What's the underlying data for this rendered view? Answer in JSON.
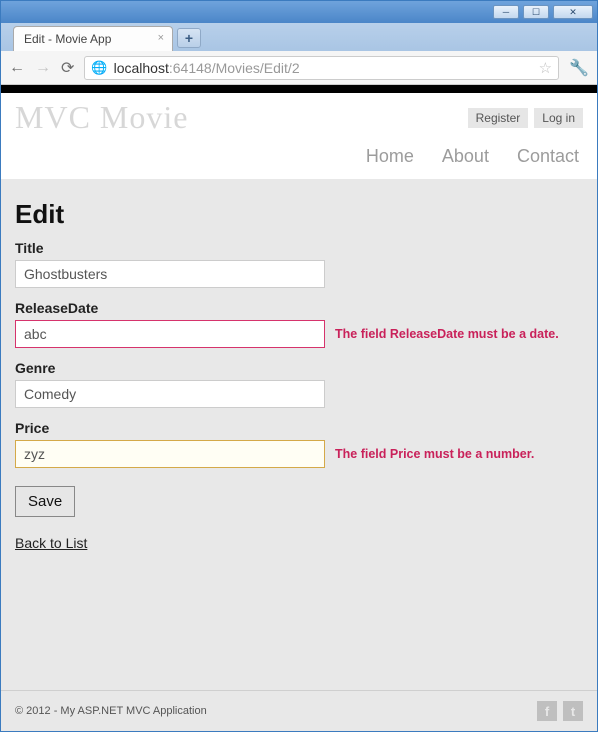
{
  "window": {
    "tab_title": "Edit - Movie App",
    "url_host": "localhost",
    "url_port": ":64148",
    "url_path": "/Movies/Edit/2"
  },
  "header": {
    "logo": "MVC Movie",
    "auth": {
      "register": "Register",
      "login": "Log in"
    },
    "nav": {
      "home": "Home",
      "about": "About",
      "contact": "Contact"
    }
  },
  "page": {
    "heading": "Edit",
    "fields": {
      "title": {
        "label": "Title",
        "value": "Ghostbusters"
      },
      "releaseDate": {
        "label": "ReleaseDate",
        "value": "abc",
        "error": "The field ReleaseDate must be a date."
      },
      "genre": {
        "label": "Genre",
        "value": "Comedy"
      },
      "price": {
        "label": "Price",
        "value": "zyz",
        "error": "The field Price must be a number."
      }
    },
    "save": "Save",
    "back": "Back to List"
  },
  "footer": {
    "copyright": "© 2012 - My ASP.NET MVC Application"
  }
}
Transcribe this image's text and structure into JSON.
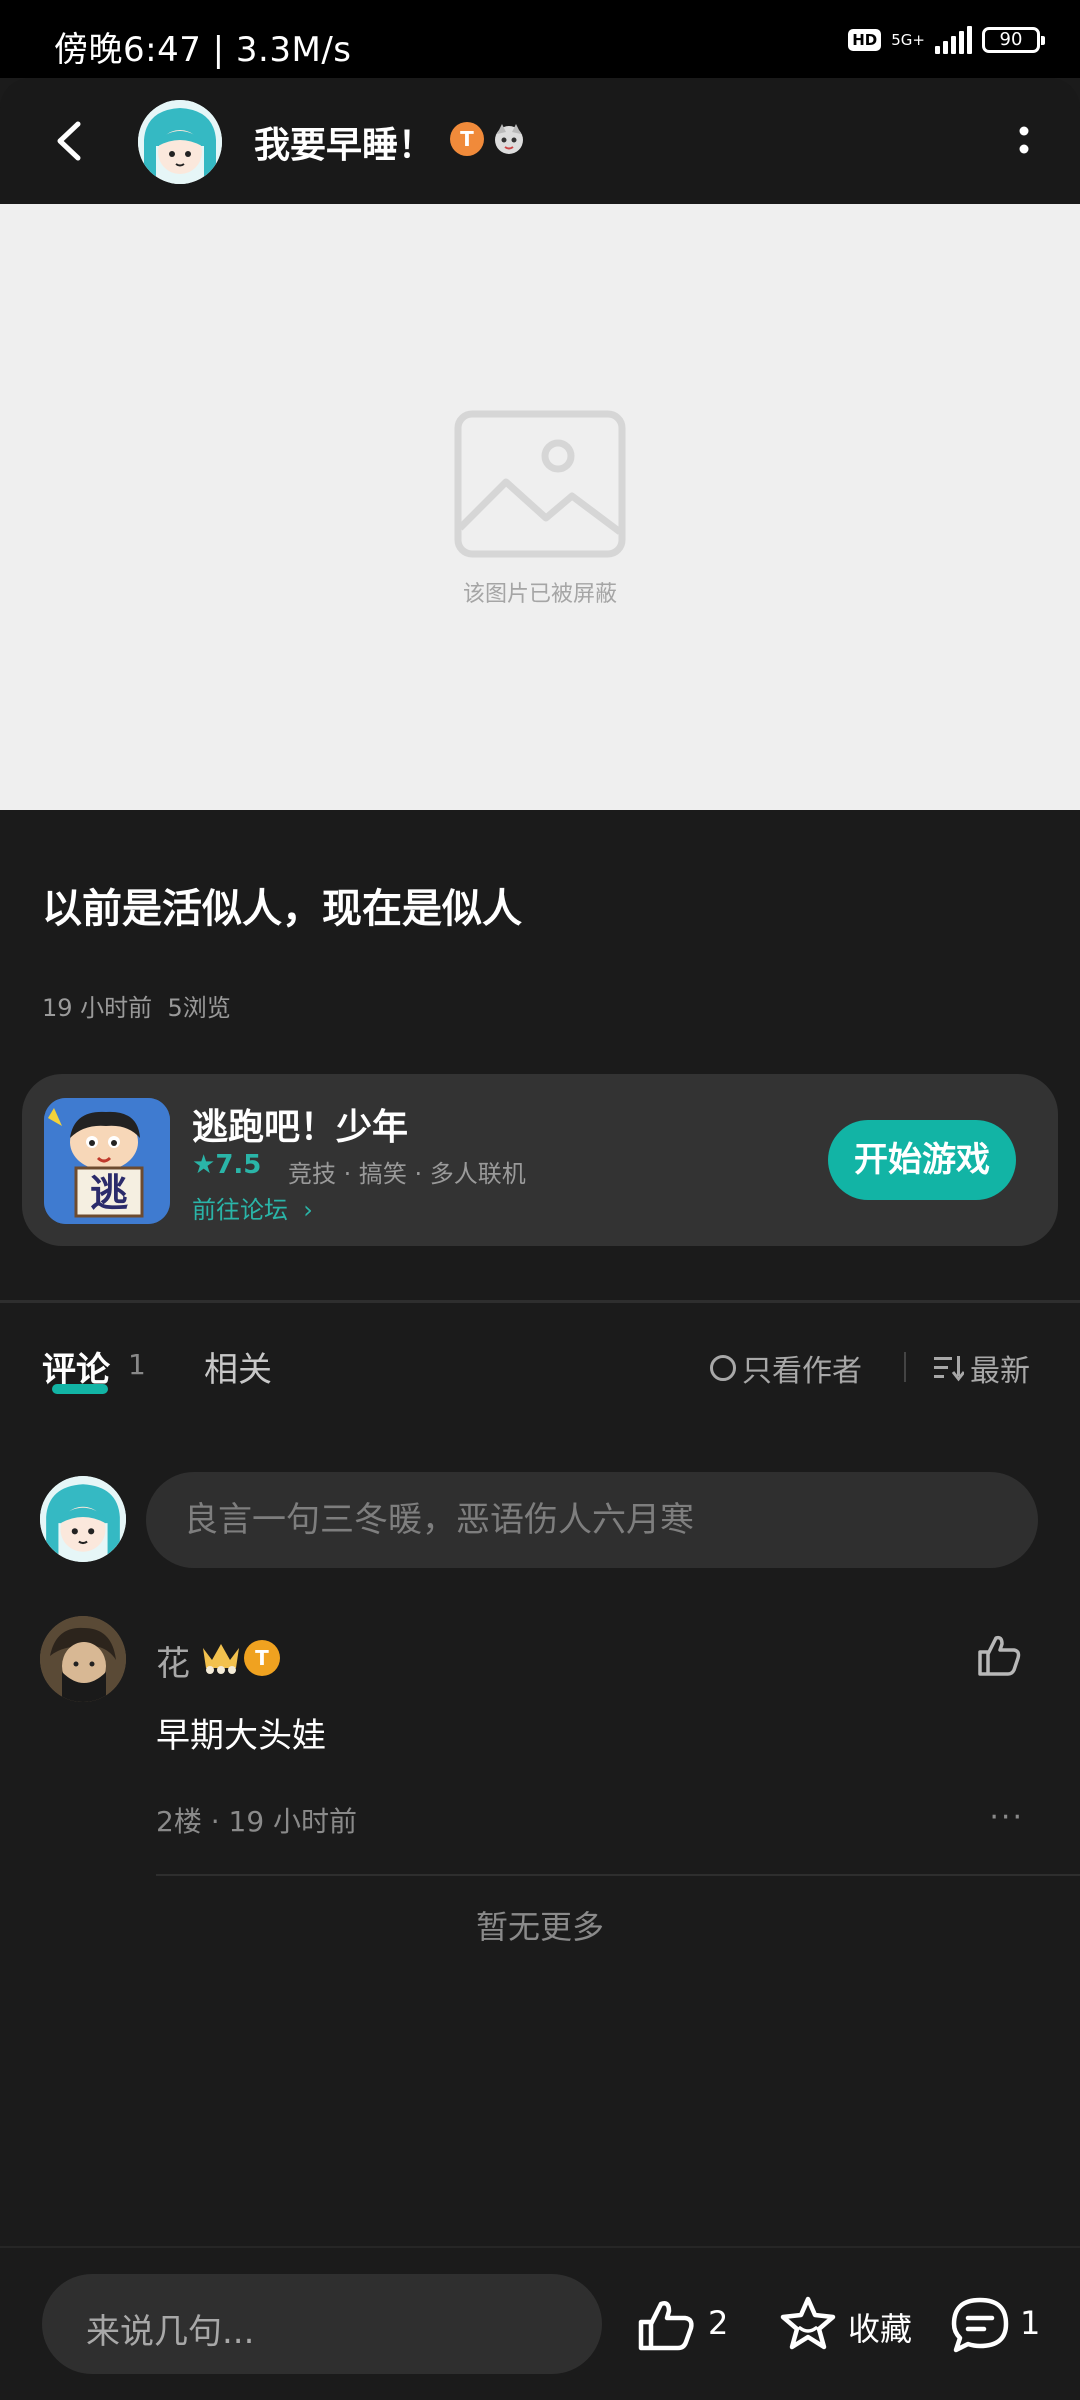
{
  "status_bar": {
    "time_speed": "傍晚6:47 | 3.3M/s",
    "hd": "HD",
    "network": "5G+",
    "battery": "90"
  },
  "header": {
    "title": "我要早睡！",
    "badge_letter": "T",
    "icons": [
      "back-arrow-icon",
      "avatar",
      "level-badge-icon",
      "character-badge-icon",
      "more-vertical-icon"
    ]
  },
  "image": {
    "blocked_caption": "该图片已被屏蔽",
    "icon": "image-placeholder-icon",
    "background": "#efefef"
  },
  "post": {
    "title": "以前是活似人，现在是似人",
    "time": "19 小时前",
    "views": "5浏览"
  },
  "game_card": {
    "name": "逃跑吧！少年",
    "rating": "7.5",
    "tags": "竞技 · 搞笑 · 多人联机",
    "forum_link": "前往论坛",
    "play_button": "开始游戏",
    "icon_text": "逃",
    "accent": "#12b4a5"
  },
  "tabs": {
    "comments_label": "评论",
    "comments_count": "1",
    "related_label": "相关",
    "author_only": "只看作者",
    "sort": "最新"
  },
  "comment_input": {
    "placeholder": "良言一句三冬暖，恶语伤人六月寒"
  },
  "comments": [
    {
      "user": "花",
      "badge_letter": "T",
      "text": "早期大头娃",
      "meta": "2楼 · 19 小时前",
      "more": "···"
    }
  ],
  "no_more": "暂无更多",
  "bottom_bar": {
    "input_placeholder": "来说几句...",
    "like_count": "2",
    "favorite_label": "收藏",
    "comment_count": "1"
  }
}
* * * * * * *
Omit each picture, then return all of the listing exactly as it stands.

* Result below:
What's the underlying data for this rendered view? Answer in JSON.
{
  "window": {
    "tab_title": "Edit - Movie App",
    "url_host": "localhost",
    "url_port": ":64148",
    "url_path": "/Movies/Edit/2"
  },
  "header": {
    "logo": "MVC Movie",
    "auth": {
      "register": "Register",
      "login": "Log in"
    },
    "nav": {
      "home": "Home",
      "about": "About",
      "contact": "Contact"
    }
  },
  "page": {
    "heading": "Edit",
    "fields": {
      "title": {
        "label": "Title",
        "value": "Ghostbusters"
      },
      "releaseDate": {
        "label": "ReleaseDate",
        "value": "abc",
        "error": "The field ReleaseDate must be a date."
      },
      "genre": {
        "label": "Genre",
        "value": "Comedy"
      },
      "price": {
        "label": "Price",
        "value": "zyz",
        "error": "The field Price must be a number."
      }
    },
    "save": "Save",
    "back": "Back to List"
  },
  "footer": {
    "copyright": "© 2012 - My ASP.NET MVC Application"
  }
}
Transcribe this image's text and structure into JSON.
{
  "status_bar": {
    "time_speed": "傍晚6:47 | 3.3M/s",
    "hd": "HD",
    "network": "5G+",
    "battery": "90"
  },
  "header": {
    "title": "我要早睡！",
    "badge_letter": "T",
    "icons": [
      "back-arrow-icon",
      "avatar",
      "level-badge-icon",
      "character-badge-icon",
      "more-vertical-icon"
    ]
  },
  "image": {
    "blocked_caption": "该图片已被屏蔽",
    "icon": "image-placeholder-icon",
    "background": "#efefef"
  },
  "post": {
    "title": "以前是活似人，现在是似人",
    "time": "19 小时前",
    "views": "5浏览"
  },
  "game_card": {
    "name": "逃跑吧！少年",
    "rating": "7.5",
    "tags": "竞技 · 搞笑 · 多人联机",
    "forum_link": "前往论坛",
    "play_button": "开始游戏",
    "icon_text": "逃",
    "accent": "#12b4a5"
  },
  "tabs": {
    "comments_label": "评论",
    "comments_count": "1",
    "related_label": "相关",
    "author_only": "只看作者",
    "sort": "最新"
  },
  "comment_input": {
    "placeholder": "良言一句三冬暖，恶语伤人六月寒"
  },
  "comments": [
    {
      "user": "花",
      "badge_letter": "T",
      "text": "早期大头娃",
      "meta": "2楼 · 19 小时前",
      "more": "···"
    }
  ],
  "no_more": "暂无更多",
  "bottom_bar": {
    "input_placeholder": "来说几句...",
    "like_count": "2",
    "favorite_label": "收藏",
    "comment_count": "1"
  }
}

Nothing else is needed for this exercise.